Exercise instructions:
**1.** Name every case cited in the passage on the appellate waiver.
**2.** Quote the passage on the appellate waiver from "30. LIMITED WAIVER" up to and including "the same sentence.".
**3.** Write what comes next in the passage on the appellate waiver, picking up after its final sentence.
Start Passage shown
Because Movant knowingly and voluntarily entered into the plea agreement containing the appellate waiver, that appellate waiver is valid and enforceable. See United States v. Santiesteban, 587 F. App'x 548, 551 (11th Cir. 2014); United States v. Wilson, 445 F. App'x 203, 207 (11th Cir. 2011); United States v. Ramos, 433 F. App'x 893, 895 (11th Cir. 2011); Williams v. United States, 396 F.3d 1340, 1342 (11th Cir. 2005); United States v. Bushert, 997 F.2d 1343, 1350 (11th Cir. 1993). "[O]ne of the keys to enforcing a sentence appeal waiver is that the defendant knew he had a 'right to appeal his sentence and that he was giving up that right.'" Bushert, 997 F.2d at 1350 (citations omitted). In order to prevail in an argument to enforce a waiver, the Government must show that either "(1) 'the district court questioned the [movant]' about the waiver; or (2) the record makes clear 'that the [movant] otherwise understood the full significance of the waiver.'" Wilson, 445 F. App'x at 207 (quoting Bushert, 997 F.2d at 1351); Ramos, 433 F. App'x at 895-96; United States v. Johnson, 541 F.3d 1064, 1066 (11th Cir. 2008). In this case, the Government has demonstrated both.

The appellate waiver contained in the Plea Agreement provides as follows:


Limited Waiver of Appeal

30. LIMITED WAIVER OF APPEAL: To the maximum extent permitted by federal law, the Defendant voluntarily and expressly waives the right to appeal his conviction and sentence in any post-conviction proceeding (including, but not limited to, motions filed pursuant to 28 U.S.C. § 2255) on any ground, except that the Defendant may file a direct appeal of an upward departure or upward variance above the sentencing guideline range as calculated by the district court. Claims that Defendant's counsel rendered constitutionally ineffective assistance are excepted from this waiver. The Defendant understands that this Plea Agreement does not limit the Government's right to appeal, but if the Government initiates
a direct appeal of the sentence imposed, the Defendant may file a cross-appeal of the same sentence.
End Passage shown
Start Data lines
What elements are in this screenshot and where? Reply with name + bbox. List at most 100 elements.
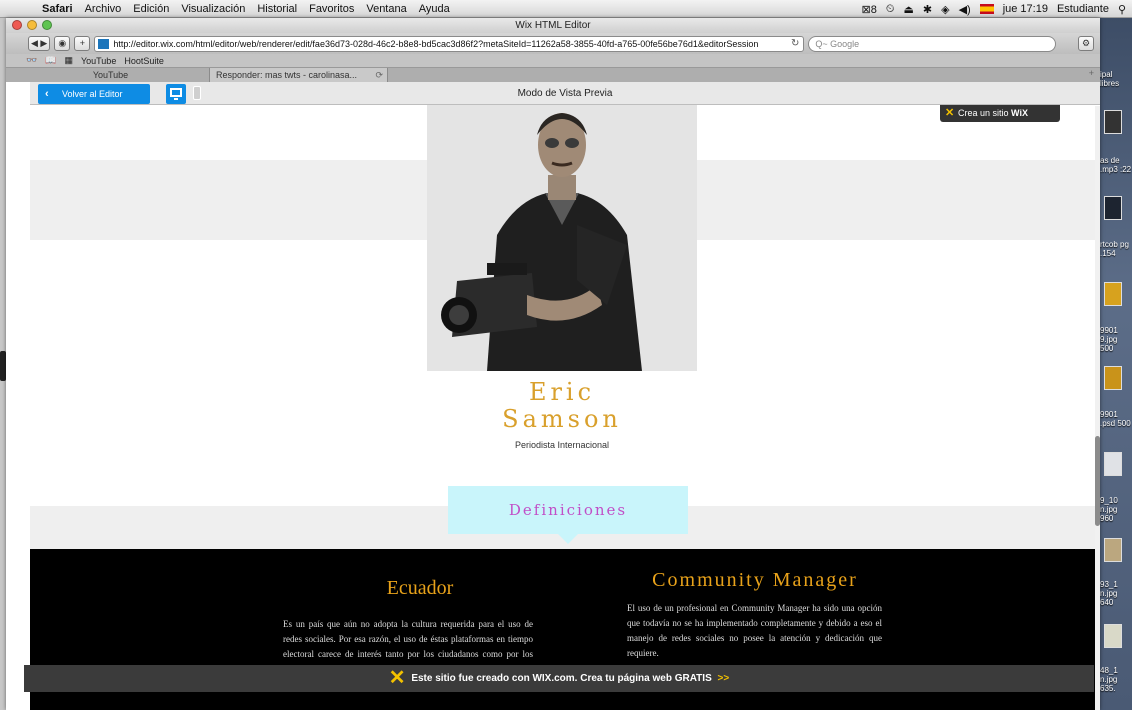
End Data lines
Results of the tasks:
**1.**
United States v. Santiesteban
United States v. Wilson
United States v. Ramos
Williams v. United States
United States v. Bushert
United States v. Johnson

**2.**
30. LIMITED WAIVER OF APPEAL: To the maximum extent permitted by federal law, the Defendant voluntarily and expressly waives the right to appeal his conviction and sentence in any post-conviction proceeding (including, but not limited to, motions filed pursuant to 28 U.S.C. § 2255) on any ground, except that the Defendant may file a direct appeal of an upward departure or upward variance above the sentencing guideline range as calculated by the district court. Claims that Defendant's counsel rendered constitutionally ineffective assistance are excepted from this waiver. The Defendant understands that this Plea Agreement does not limit the Government's right to appeal, but if the Government initiates
a direct appeal of the sentence imposed, the Defendant may file a cross-appeal of the same sentence.

**3.**
(Doc. 27, Attach. 1 at 15-16, ¶ 30).

During the plea hearing, the Court asked the Government to summarize the plea agreement, and told Movant to listen carefully to that summary. (Doc. 36 at 13). At the end of the Government's summary, the Government read aloud the appellate waiver contained in the agreement. (Id. at 23). Immediately thereafter, Movant told the Court that he had listened carefully to that summary and that it was, in fact, an accurate summary of the plea agreement into which he had entered. (Id. at 24). And later in the plea colloquy the Court specifically questioned Movant about the appellate waiver, asking him if he understood that he was giving up his right to appeal and to file collateral relief, and Movant stated that he understood. (Id. at 40-43). It is therefore clear from the record that Movant understood the significance of the appellate waiver, and he has not produced any evidence to the contrary. Consequently, Movant's appellate waiver is valid and enforceable. See Demello v. United States, 623 F. App'x 969, 973-74 (11th Cir. 2015) (holding collateral attack waiver valid and enforceable where the court specifically questioned the movant about the waiver and told him he was waiving his right to both an appeal and post-conviction proceeding, the movant affirmed that he understood the terms of the waiver and had agreed to those terms, when asked whether he had any questions he responded that he had none, and the terms of the plea agreement and representations the movant made therein further showed that he understood the significance of the waiver); United States v. Steele, 168 F. App'x 897, 900 (11th Cir. 2006) (finding appellate waiver valid where the court specifically questioned the movant about the waiver provision); United States v. Montes, 151 F. App'x 846, 853 (11th Cir. 2005) (finding appellate waiver valid where judge reviewed the waiver with the movant and he agreed that he was freely and voluntarily waiving his right to appeal his sentence); Bushert, 997 F.2d. at 1350-51 ("One of the keys to enforcing a sentence appeal waiver is that the defendant knew he had a 'right to appeal his sentence and that he was giving up that right.'") (citations omitted).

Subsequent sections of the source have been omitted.